■ SHORT EXERCISE
Establish how many lines in the material include the string "just" and report it as a lone number.

- - -

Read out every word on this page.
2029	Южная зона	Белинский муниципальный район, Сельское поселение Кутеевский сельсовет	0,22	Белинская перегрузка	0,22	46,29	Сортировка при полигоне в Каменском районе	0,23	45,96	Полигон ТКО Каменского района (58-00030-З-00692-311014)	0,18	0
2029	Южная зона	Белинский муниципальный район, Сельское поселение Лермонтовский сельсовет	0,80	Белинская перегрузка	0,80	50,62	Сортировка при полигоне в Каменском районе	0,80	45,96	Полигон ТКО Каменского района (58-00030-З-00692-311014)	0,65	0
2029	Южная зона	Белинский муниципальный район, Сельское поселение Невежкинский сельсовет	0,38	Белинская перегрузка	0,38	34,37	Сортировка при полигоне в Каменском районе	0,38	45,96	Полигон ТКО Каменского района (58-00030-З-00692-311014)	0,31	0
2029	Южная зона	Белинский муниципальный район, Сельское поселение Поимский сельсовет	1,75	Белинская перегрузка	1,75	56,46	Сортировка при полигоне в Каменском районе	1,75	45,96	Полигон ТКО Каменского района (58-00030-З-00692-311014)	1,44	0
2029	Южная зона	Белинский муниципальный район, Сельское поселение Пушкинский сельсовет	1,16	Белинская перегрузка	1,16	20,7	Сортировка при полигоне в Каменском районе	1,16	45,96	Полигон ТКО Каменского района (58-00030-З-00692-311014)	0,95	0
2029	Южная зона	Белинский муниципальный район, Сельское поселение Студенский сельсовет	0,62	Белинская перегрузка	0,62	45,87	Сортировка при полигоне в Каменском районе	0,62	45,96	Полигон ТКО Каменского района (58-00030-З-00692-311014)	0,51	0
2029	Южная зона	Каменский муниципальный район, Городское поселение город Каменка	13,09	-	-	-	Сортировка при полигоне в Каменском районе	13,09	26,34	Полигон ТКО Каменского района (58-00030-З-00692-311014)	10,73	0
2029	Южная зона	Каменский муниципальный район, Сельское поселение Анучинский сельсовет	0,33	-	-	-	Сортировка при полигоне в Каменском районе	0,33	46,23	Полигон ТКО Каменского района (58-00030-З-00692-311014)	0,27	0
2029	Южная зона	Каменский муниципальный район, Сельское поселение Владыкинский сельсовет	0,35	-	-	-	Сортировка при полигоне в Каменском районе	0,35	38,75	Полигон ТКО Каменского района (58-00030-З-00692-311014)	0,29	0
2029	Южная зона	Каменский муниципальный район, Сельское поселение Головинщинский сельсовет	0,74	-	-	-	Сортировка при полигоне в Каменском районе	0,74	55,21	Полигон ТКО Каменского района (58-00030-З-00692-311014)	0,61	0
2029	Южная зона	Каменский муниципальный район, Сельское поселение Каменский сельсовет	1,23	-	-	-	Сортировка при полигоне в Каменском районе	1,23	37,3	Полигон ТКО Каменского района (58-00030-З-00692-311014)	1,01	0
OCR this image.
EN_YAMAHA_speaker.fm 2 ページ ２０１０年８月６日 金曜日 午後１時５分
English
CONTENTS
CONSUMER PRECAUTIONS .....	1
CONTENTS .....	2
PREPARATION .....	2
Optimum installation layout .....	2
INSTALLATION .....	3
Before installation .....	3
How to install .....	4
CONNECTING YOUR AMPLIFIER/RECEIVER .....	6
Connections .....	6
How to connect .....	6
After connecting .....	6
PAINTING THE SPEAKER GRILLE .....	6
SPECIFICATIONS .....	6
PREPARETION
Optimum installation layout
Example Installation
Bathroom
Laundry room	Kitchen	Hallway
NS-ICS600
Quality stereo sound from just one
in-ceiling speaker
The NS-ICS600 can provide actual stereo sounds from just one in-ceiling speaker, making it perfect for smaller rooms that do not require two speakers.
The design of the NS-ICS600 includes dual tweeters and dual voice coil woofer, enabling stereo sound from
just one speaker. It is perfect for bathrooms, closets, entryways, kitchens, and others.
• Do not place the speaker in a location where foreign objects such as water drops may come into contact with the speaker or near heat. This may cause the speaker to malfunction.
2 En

- - -

■ RESULT FOR THIS TASK
3